▸ Exercise objective: Wherever the word "practice" turns up in a line of the entries, copy that line.

[Entries taken from a collection]
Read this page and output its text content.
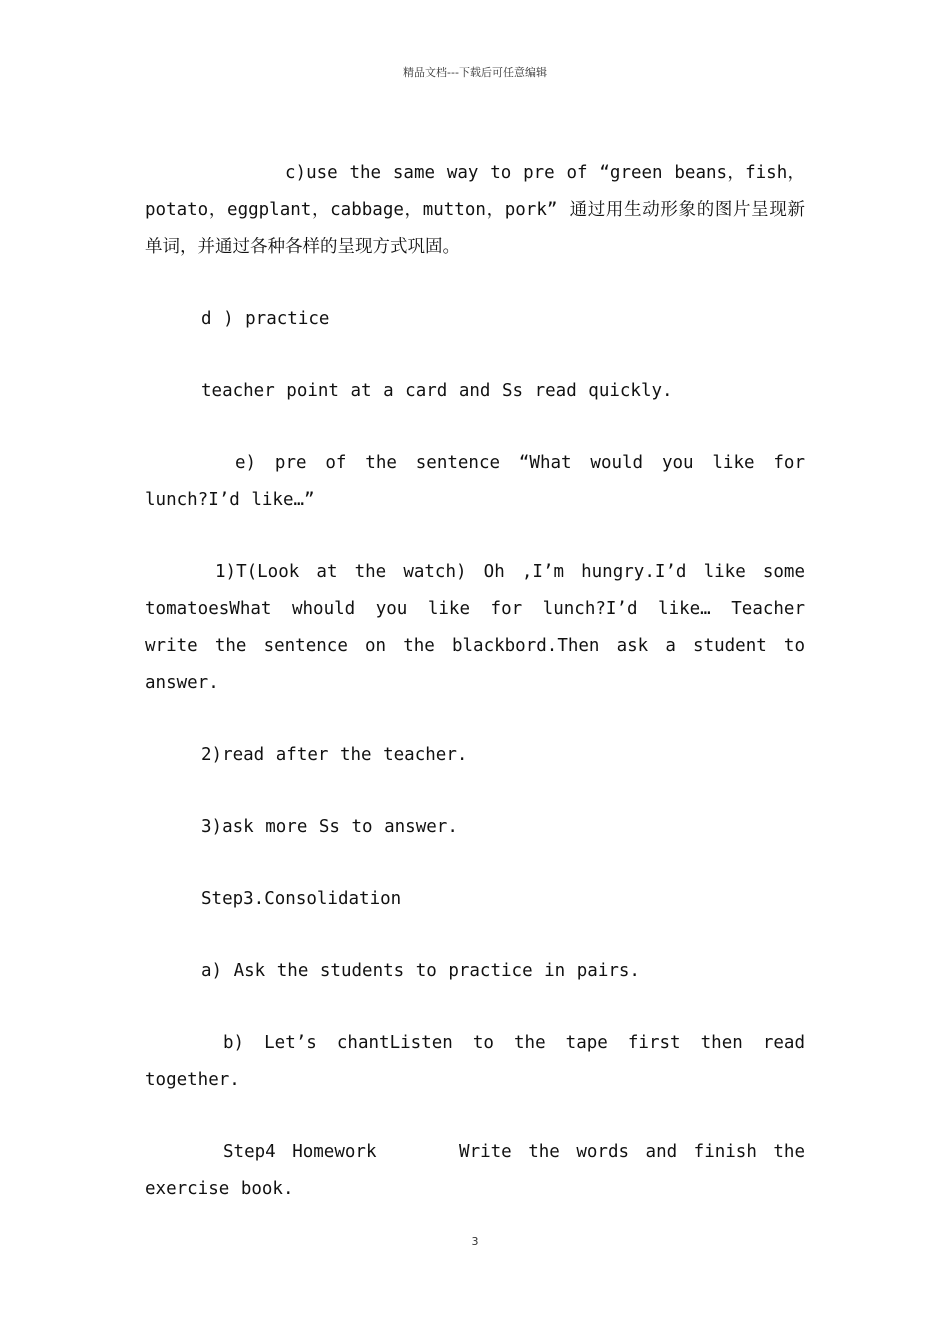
精品文档---下载后可任意编辑

c)use the same way to pre of “green beans，fish，potato，eggplant，cabbage，mutton，pork” 通过用生动形象的图片呈现新单词，并通过各种各样的呈现方式巩固。

d ) practice

teacher point at a card and Ss read quickly.

e) pre of the sentence “What would you like for lunch?I’d like…”

1)T(Look at the watch) Oh ,I’m hungry.I’d like some tomatoesWhat whould you like for lunch?I’d like… Teacher write the sentence on the blackbord.Then ask a student to answer.

2)read after the teacher.

3)ask more Ss to answer.

Step3.Consolidation

a) Ask the students to practice in pairs.

b) Let’s chantListen to the tape first then read together.

Step4 Homework     Write the words and finish the exercise book.

3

▸ Written answer:
d ) practice
a) Ask the students to practice in pairs.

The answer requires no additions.